• _Aim of the task_
Each entry below should be echoed exactly, with pictures omitted.
====
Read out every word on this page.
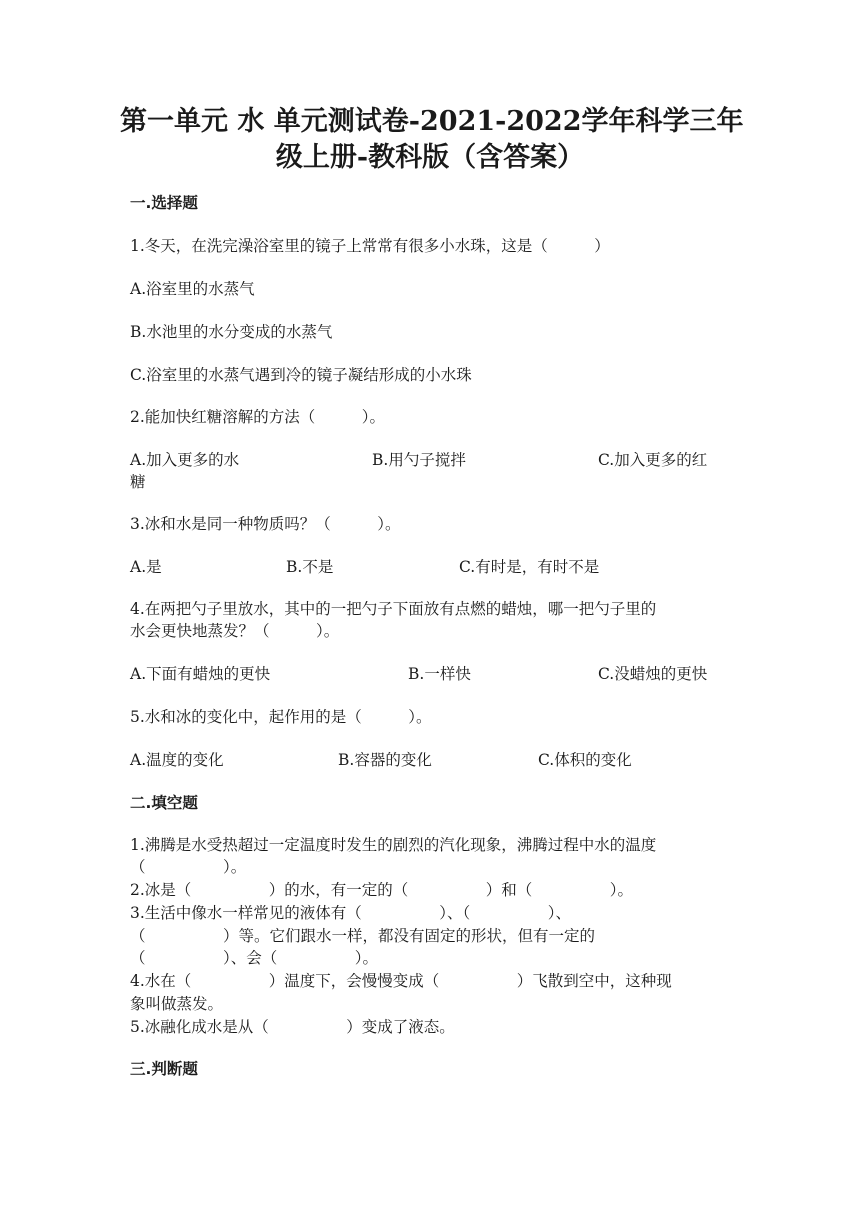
第一单元 水 单元测试卷-2021-2022学年科学三年
级上册-教科版（含答案）
一.选择题
1.冬天，在洗完澡浴室里的镜子上常常有很多小水珠，这是（　　　）
A.浴室里的水蒸气
B.水池里的水分变成的水蒸气
C.浴室里的水蒸气遇到冷的镜子凝结形成的小水珠
2.能加快红糖溶解的方法（　　　）。
A.加入更多的水	B.用勺子搅拌	C.加入更多的红
糖
3.冰和水是同一种物质吗？（　　　）。
A.是	B.不是	C.有时是，有时不是
4.在两把勺子里放水，其中的一把勺子下面放有点燃的蜡烛，哪一把勺子里的
水会更快地蒸发？（　　　）。
A.下面有蜡烛的更快	B.一样快	C.没蜡烛的更快
5.水和冰的变化中，起作用的是（　　　）。
A.温度的变化	B.容器的变化	C.体积的变化
二.填空题
1.沸腾是水受热超过一定温度时发生的剧烈的汽化现象，沸腾过程中水的温度
（　　　　　）。
2.冰是（　　　　　）的水，有一定的（　　　　　）和（　　　　　）。
3.生活中像水一样常见的液体有（　　　　　）、（　　　　　）、
（　　　　　）等。它们跟水一样，都没有固定的形状，但有一定的
（　　　　　）、会（　　　　　）。
4.水在（　　　　　）温度下，会慢慢变成（　　　　　）飞散到空中，这种现
象叫做蒸发。
5.冰融化成水是从（　　　　　）变成了液态。
三.判断题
====
• _Result for this task_
Read out every word on this page.
第一单元 水 单元测试卷-2021-2022学年科学三年
级上册-教科版（含答案）
一.选择题
1.冬天，在洗完澡浴室里的镜子上常常有很多小水珠，这是（　　　）
A.浴室里的水蒸气
B.水池里的水分变成的水蒸气
C.浴室里的水蒸气遇到冷的镜子凝结形成的小水珠
2.能加快红糖溶解的方法（　　　）。
A.加入更多的水	B.用勺子搅拌	C.加入更多的红
糖
3.冰和水是同一种物质吗？（　　　）。
A.是	B.不是	C.有时是，有时不是
4.在两把勺子里放水，其中的一把勺子下面放有点燃的蜡烛，哪一把勺子里的
水会更快地蒸发？（　　　）。
A.下面有蜡烛的更快	B.一样快	C.没蜡烛的更快
5.水和冰的变化中，起作用的是（　　　）。
A.温度的变化	B.容器的变化	C.体积的变化
二.填空题
1.沸腾是水受热超过一定温度时发生的剧烈的汽化现象，沸腾过程中水的温度
（　　　　　）。
2.冰是（　　　　　）的水，有一定的（　　　　　）和（　　　　　）。
3.生活中像水一样常见的液体有（　　　　　）、（　　　　　）、
（　　　　　）等。它们跟水一样，都没有固定的形状，但有一定的
（　　　　　）、会（　　　　　）。
4.水在（　　　　　）温度下，会慢慢变成（　　　　　）飞散到空中，这种现
象叫做蒸发。
5.冰融化成水是从（　　　　　）变成了液态。
三.判断题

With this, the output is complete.